DATASET EXTRACT -
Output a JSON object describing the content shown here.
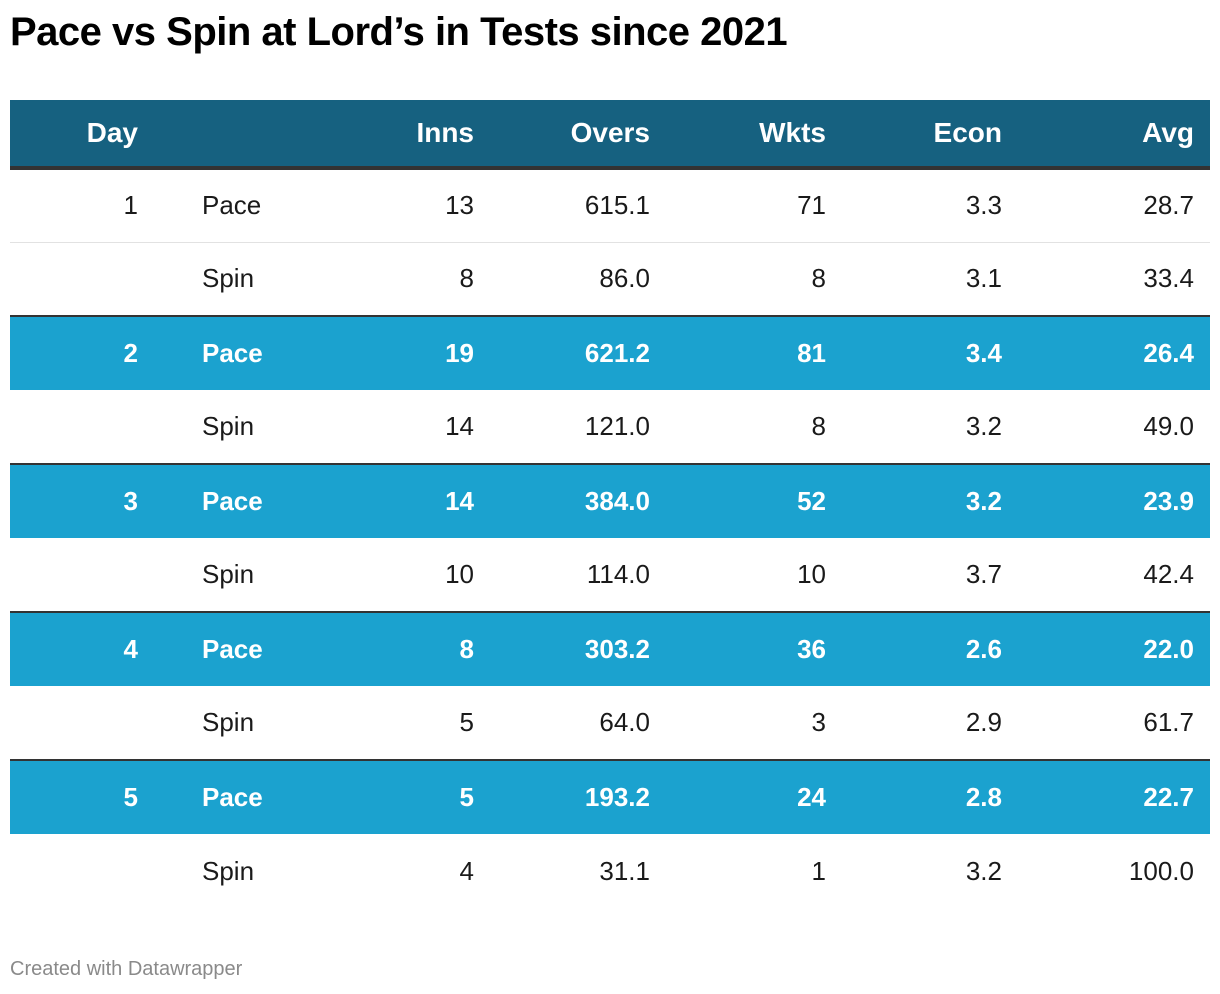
{
  "chart_data": {
    "type": "table",
    "title": "Pace vs Spin at Lord’s in Tests since 2021",
    "columns": [
      "Day",
      "",
      "Inns",
      "Overs",
      "Wkts",
      "Econ",
      "Avg"
    ],
    "rows": [
      {
        "day": "1",
        "type": "Pace",
        "inns": "13",
        "overs": "615.1",
        "wkts": "71",
        "econ": "3.3",
        "avg": "28.7",
        "highlight": false
      },
      {
        "day": "",
        "type": "Spin",
        "inns": "8",
        "overs": "86.0",
        "wkts": "8",
        "econ": "3.1",
        "avg": "33.4",
        "highlight": false
      },
      {
        "day": "2",
        "type": "Pace",
        "inns": "19",
        "overs": "621.2",
        "wkts": "81",
        "econ": "3.4",
        "avg": "26.4",
        "highlight": true
      },
      {
        "day": "",
        "type": "Spin",
        "inns": "14",
        "overs": "121.0",
        "wkts": "8",
        "econ": "3.2",
        "avg": "49.0",
        "highlight": false
      },
      {
        "day": "3",
        "type": "Pace",
        "inns": "14",
        "overs": "384.0",
        "wkts": "52",
        "econ": "3.2",
        "avg": "23.9",
        "highlight": true
      },
      {
        "day": "",
        "type": "Spin",
        "inns": "10",
        "overs": "114.0",
        "wkts": "10",
        "econ": "3.7",
        "avg": "42.4",
        "highlight": false
      },
      {
        "day": "4",
        "type": "Pace",
        "inns": "8",
        "overs": "303.2",
        "wkts": "36",
        "econ": "2.6",
        "avg": "22.0",
        "highlight": true
      },
      {
        "day": "",
        "type": "Spin",
        "inns": "5",
        "overs": "64.0",
        "wkts": "3",
        "econ": "2.9",
        "avg": "61.7",
        "highlight": false
      },
      {
        "day": "5",
        "type": "Pace",
        "inns": "5",
        "overs": "193.2",
        "wkts": "24",
        "econ": "2.8",
        "avg": "22.7",
        "highlight": true
      },
      {
        "day": "",
        "type": "Spin",
        "inns": "4",
        "overs": "31.1",
        "wkts": "1",
        "econ": "3.2",
        "avg": "100.0",
        "highlight": false
      }
    ]
  },
  "footer": "Created with Datawrapper",
  "colors": {
    "header_bg": "#166180",
    "highlight_bg": "#1ba2cf",
    "text": "#1a1a1a",
    "footer_text": "#8a8a8a"
  }
}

PROBLEM TO WORK ON -
Leave out the pictures and output the rest of the material exactly as written.

OUTPUT OF THE EXERCISE -
Output a JSON object describing the content shown here.
{
  "chart_data": {
    "type": "table",
    "title": "Pace vs Spin at Lord’s in Tests since 2021",
    "columns": [
      "Day",
      "",
      "Inns",
      "Overs",
      "Wkts",
      "Econ",
      "Avg"
    ],
    "rows": [
      {
        "day": "1",
        "type": "Pace",
        "inns": "13",
        "overs": "615.1",
        "wkts": "71",
        "econ": "3.3",
        "avg": "28.7",
        "highlight": false
      },
      {
        "day": "",
        "type": "Spin",
        "inns": "8",
        "overs": "86.0",
        "wkts": "8",
        "econ": "3.1",
        "avg": "33.4",
        "highlight": false
      },
      {
        "day": "2",
        "type": "Pace",
        "inns": "19",
        "overs": "621.2",
        "wkts": "81",
        "econ": "3.4",
        "avg": "26.4",
        "highlight": true
      },
      {
        "day": "",
        "type": "Spin",
        "inns": "14",
        "overs": "121.0",
        "wkts": "8",
        "econ": "3.2",
        "avg": "49.0",
        "highlight": false
      },
      {
        "day": "3",
        "type": "Pace",
        "inns": "14",
        "overs": "384.0",
        "wkts": "52",
        "econ": "3.2",
        "avg": "23.9",
        "highlight": true
      },
      {
        "day": "",
        "type": "Spin",
        "inns": "10",
        "overs": "114.0",
        "wkts": "10",
        "econ": "3.7",
        "avg": "42.4",
        "highlight": false
      },
      {
        "day": "4",
        "type": "Pace",
        "inns": "8",
        "overs": "303.2",
        "wkts": "36",
        "econ": "2.6",
        "avg": "22.0",
        "highlight": true
      },
      {
        "day": "",
        "type": "Spin",
        "inns": "5",
        "overs": "64.0",
        "wkts": "3",
        "econ": "2.9",
        "avg": "61.7",
        "highlight": false
      },
      {
        "day": "5",
        "type": "Pace",
        "inns": "5",
        "overs": "193.2",
        "wkts": "24",
        "econ": "2.8",
        "avg": "22.7",
        "highlight": true
      },
      {
        "day": "",
        "type": "Spin",
        "inns": "4",
        "overs": "31.1",
        "wkts": "1",
        "econ": "3.2",
        "avg": "100.0",
        "highlight": false
      }
    ]
  },
  "footer": "Created with Datawrapper",
  "colors": {
    "header_bg": "#166180",
    "highlight_bg": "#1ba2cf",
    "text": "#1a1a1a",
    "footer_text": "#8a8a8a"
  }
}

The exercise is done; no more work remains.